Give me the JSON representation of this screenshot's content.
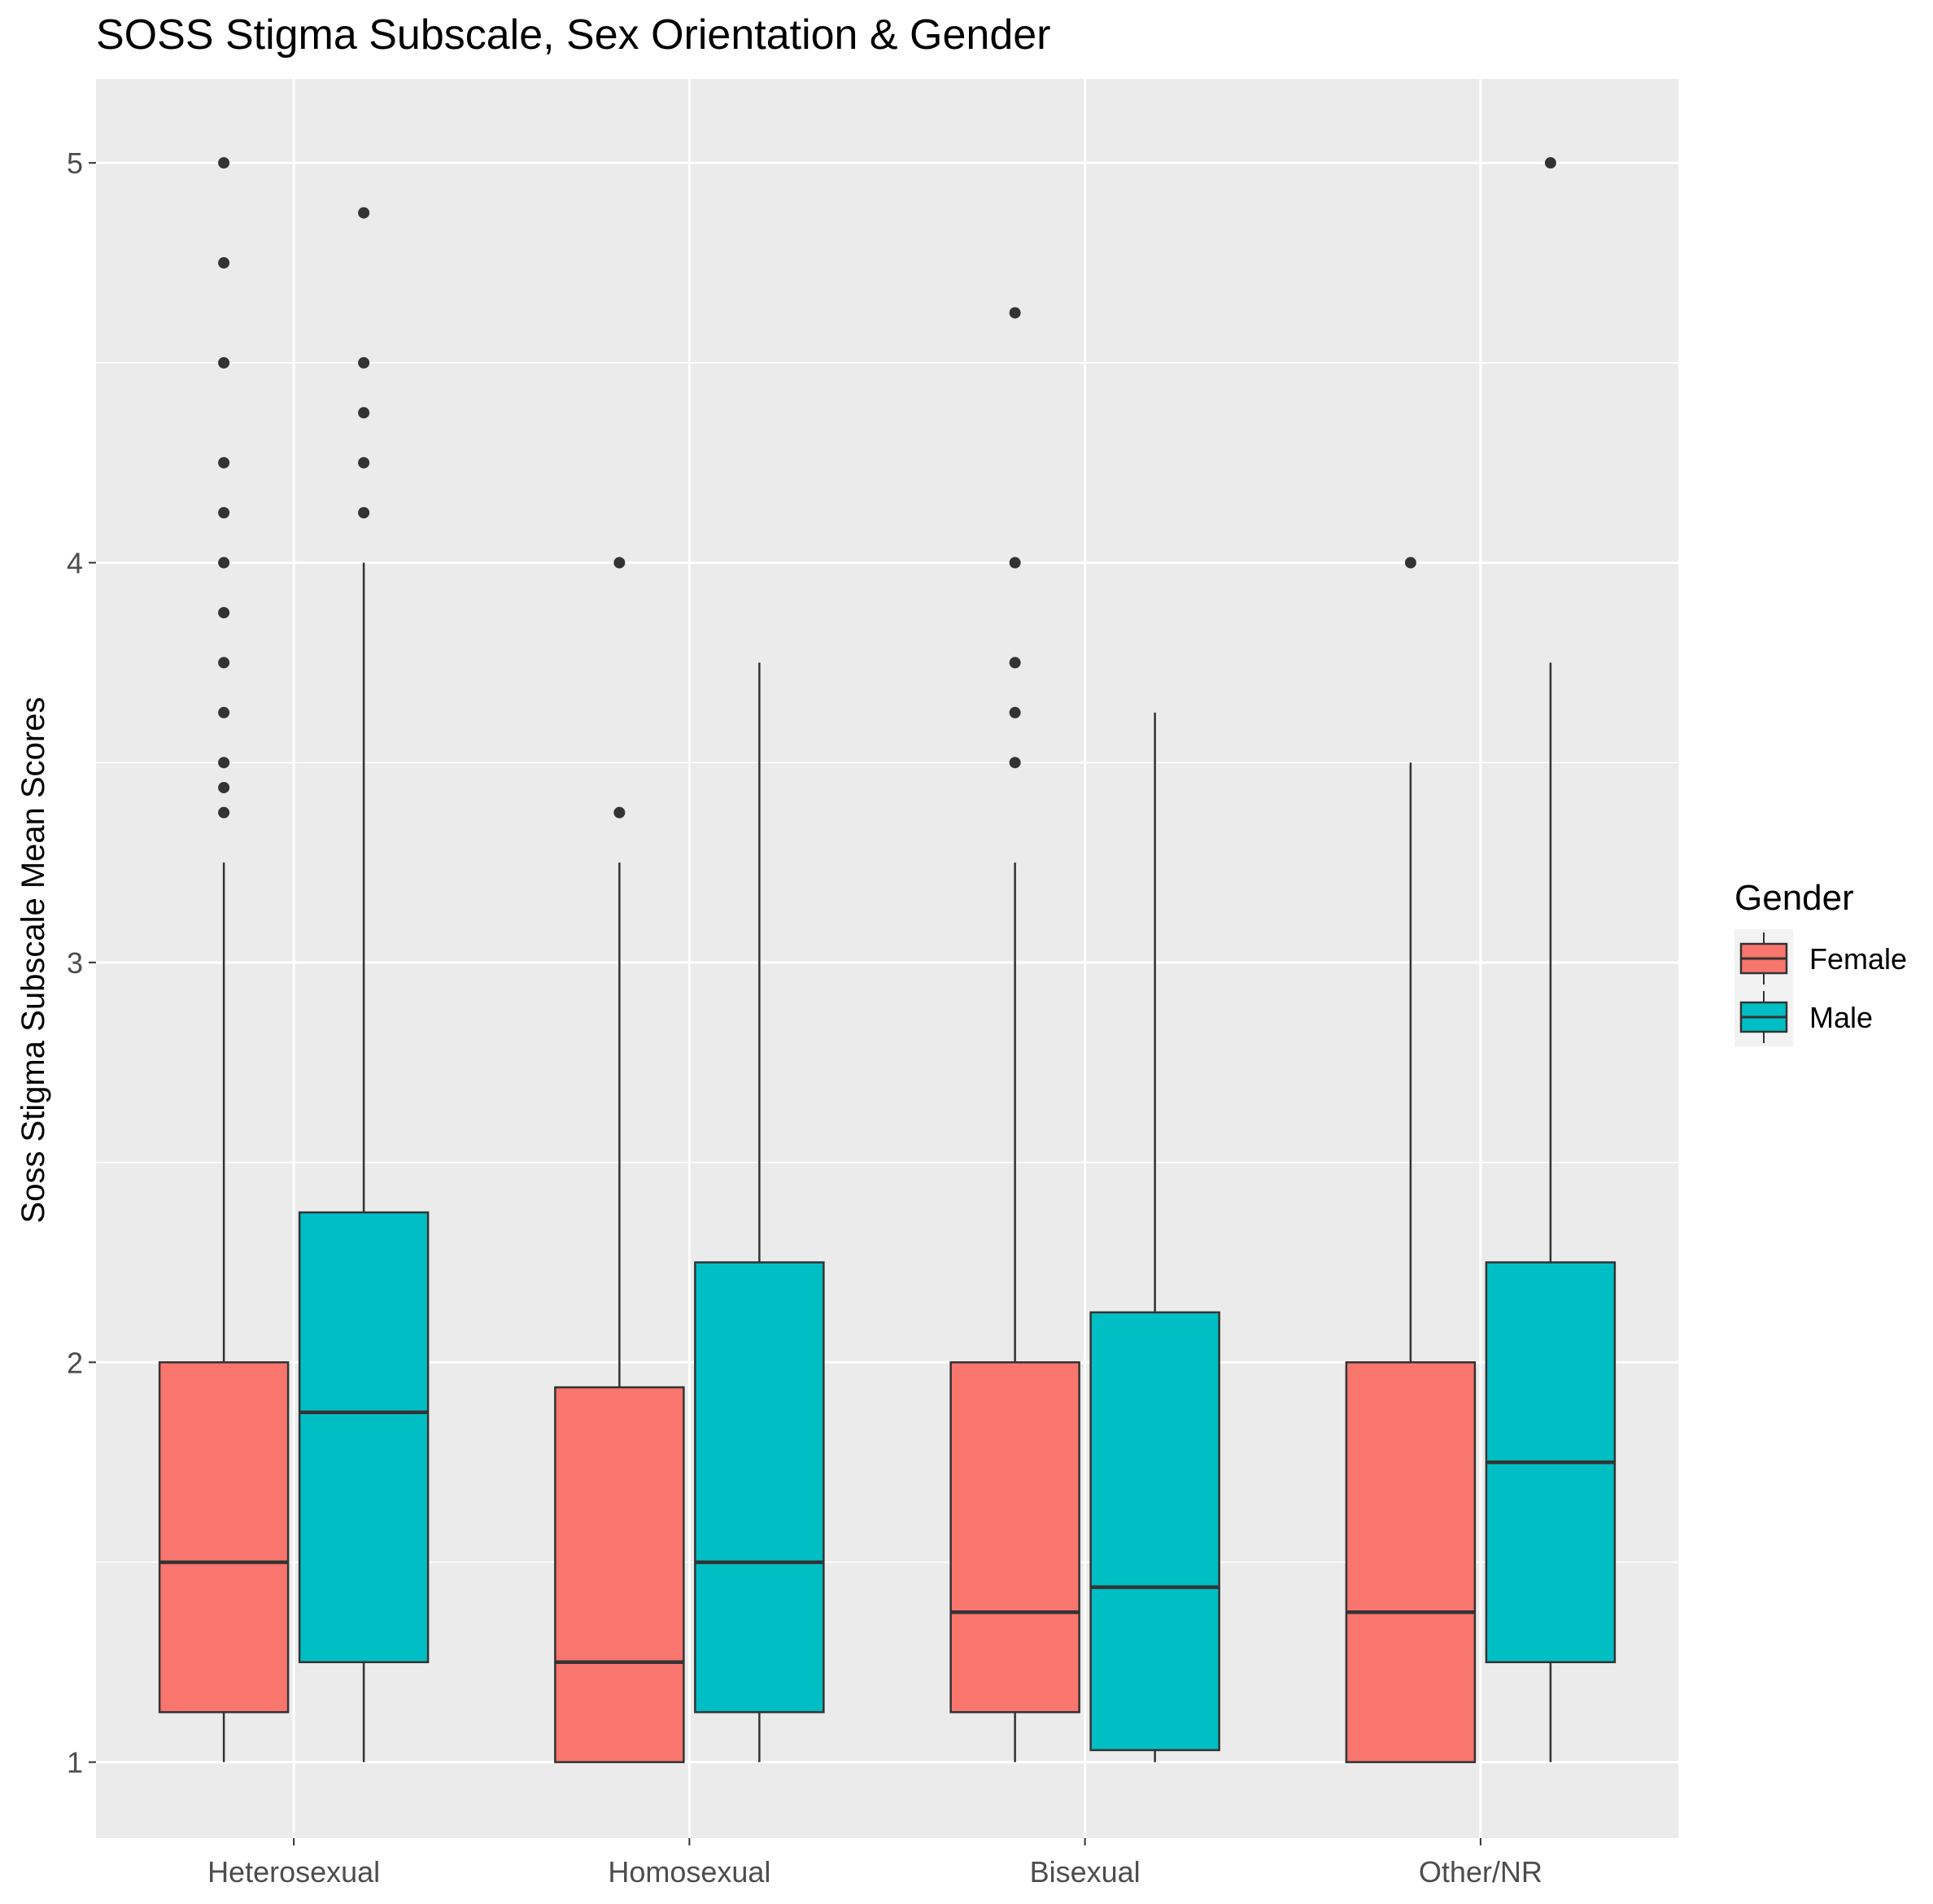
{
  "chart_data": {
    "type": "boxplot",
    "title": "SOSS Stigma Subscale, Sex Orientation & Gender",
    "xlabel": "",
    "ylabel": "Soss Stigma Subscale Mean Scores",
    "ylim": [
      0.81,
      5.21
    ],
    "yticks": [
      1,
      2,
      3,
      4,
      5
    ],
    "categories": [
      "Heterosexual",
      "Homosexual",
      "Bisexual",
      "Other/NR"
    ],
    "legend": {
      "title": "Gender",
      "position": "right",
      "entries": [
        {
          "label": "Female",
          "color": "#F8766D"
        },
        {
          "label": "Male",
          "color": "#00BFC4"
        }
      ]
    },
    "series": [
      {
        "name": "Female",
        "color": "#F8766D",
        "boxes": [
          {
            "category": "Heterosexual",
            "min": 1.0,
            "q1": 1.125,
            "median": 1.5,
            "q3": 2.0,
            "max": 3.25,
            "outliers": [
              3.375,
              3.4375,
              3.5,
              3.625,
              3.75,
              3.875,
              4.0,
              4.125,
              4.25,
              4.5,
              4.75,
              5.0
            ]
          },
          {
            "category": "Homosexual",
            "min": 1.0,
            "q1": 1.0,
            "median": 1.25,
            "q3": 1.9375,
            "max": 3.25,
            "outliers": [
              3.375,
              4.0
            ]
          },
          {
            "category": "Bisexual",
            "min": 1.0,
            "q1": 1.125,
            "median": 1.375,
            "q3": 2.0,
            "max": 3.25,
            "outliers": [
              3.5,
              3.625,
              3.75,
              4.0,
              4.625
            ]
          },
          {
            "category": "Other/NR",
            "min": 1.0,
            "q1": 1.0,
            "median": 1.375,
            "q3": 2.0,
            "max": 3.5,
            "outliers": [
              4.0
            ]
          }
        ]
      },
      {
        "name": "Male",
        "color": "#00BFC4",
        "boxes": [
          {
            "category": "Heterosexual",
            "min": 1.0,
            "q1": 1.25,
            "median": 1.875,
            "q3": 2.375,
            "max": 4.0,
            "outliers": [
              4.125,
              4.25,
              4.375,
              4.5,
              4.875
            ]
          },
          {
            "category": "Homosexual",
            "min": 1.0,
            "q1": 1.125,
            "median": 1.5,
            "q3": 2.25,
            "max": 3.75,
            "outliers": []
          },
          {
            "category": "Bisexual",
            "min": 1.0,
            "q1": 1.03,
            "median": 1.4375,
            "q3": 2.125,
            "max": 3.625,
            "outliers": []
          },
          {
            "category": "Other/NR",
            "min": 1.0,
            "q1": 1.25,
            "median": 1.75,
            "q3": 2.25,
            "max": 3.75,
            "outliers": [
              5.0
            ]
          }
        ]
      }
    ]
  }
}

___

Exercise aim: Exclude every picture and copy the remaining data exactly.

Completed exercise:
Give me the JSON representation of this screenshot's content.
{
  "chart_data": {
    "type": "boxplot",
    "title": "SOSS Stigma Subscale, Sex Orientation & Gender",
    "xlabel": "",
    "ylabel": "Soss Stigma Subscale Mean Scores",
    "ylim": [
      0.81,
      5.21
    ],
    "yticks": [
      1,
      2,
      3,
      4,
      5
    ],
    "categories": [
      "Heterosexual",
      "Homosexual",
      "Bisexual",
      "Other/NR"
    ],
    "legend": {
      "title": "Gender",
      "position": "right",
      "entries": [
        {
          "label": "Female",
          "color": "#F8766D"
        },
        {
          "label": "Male",
          "color": "#00BFC4"
        }
      ]
    },
    "series": [
      {
        "name": "Female",
        "color": "#F8766D",
        "boxes": [
          {
            "category": "Heterosexual",
            "min": 1.0,
            "q1": 1.125,
            "median": 1.5,
            "q3": 2.0,
            "max": 3.25,
            "outliers": [
              3.375,
              3.4375,
              3.5,
              3.625,
              3.75,
              3.875,
              4.0,
              4.125,
              4.25,
              4.5,
              4.75,
              5.0
            ]
          },
          {
            "category": "Homosexual",
            "min": 1.0,
            "q1": 1.0,
            "median": 1.25,
            "q3": 1.9375,
            "max": 3.25,
            "outliers": [
              3.375,
              4.0
            ]
          },
          {
            "category": "Bisexual",
            "min": 1.0,
            "q1": 1.125,
            "median": 1.375,
            "q3": 2.0,
            "max": 3.25,
            "outliers": [
              3.5,
              3.625,
              3.75,
              4.0,
              4.625
            ]
          },
          {
            "category": "Other/NR",
            "min": 1.0,
            "q1": 1.0,
            "median": 1.375,
            "q3": 2.0,
            "max": 3.5,
            "outliers": [
              4.0
            ]
          }
        ]
      },
      {
        "name": "Male",
        "color": "#00BFC4",
        "boxes": [
          {
            "category": "Heterosexual",
            "min": 1.0,
            "q1": 1.25,
            "median": 1.875,
            "q3": 2.375,
            "max": 4.0,
            "outliers": [
              4.125,
              4.25,
              4.375,
              4.5,
              4.875
            ]
          },
          {
            "category": "Homosexual",
            "min": 1.0,
            "q1": 1.125,
            "median": 1.5,
            "q3": 2.25,
            "max": 3.75,
            "outliers": []
          },
          {
            "category": "Bisexual",
            "min": 1.0,
            "q1": 1.03,
            "median": 1.4375,
            "q3": 2.125,
            "max": 3.625,
            "outliers": []
          },
          {
            "category": "Other/NR",
            "min": 1.0,
            "q1": 1.25,
            "median": 1.75,
            "q3": 2.25,
            "max": 3.75,
            "outliers": [
              5.0
            ]
          }
        ]
      }
    ]
  }
}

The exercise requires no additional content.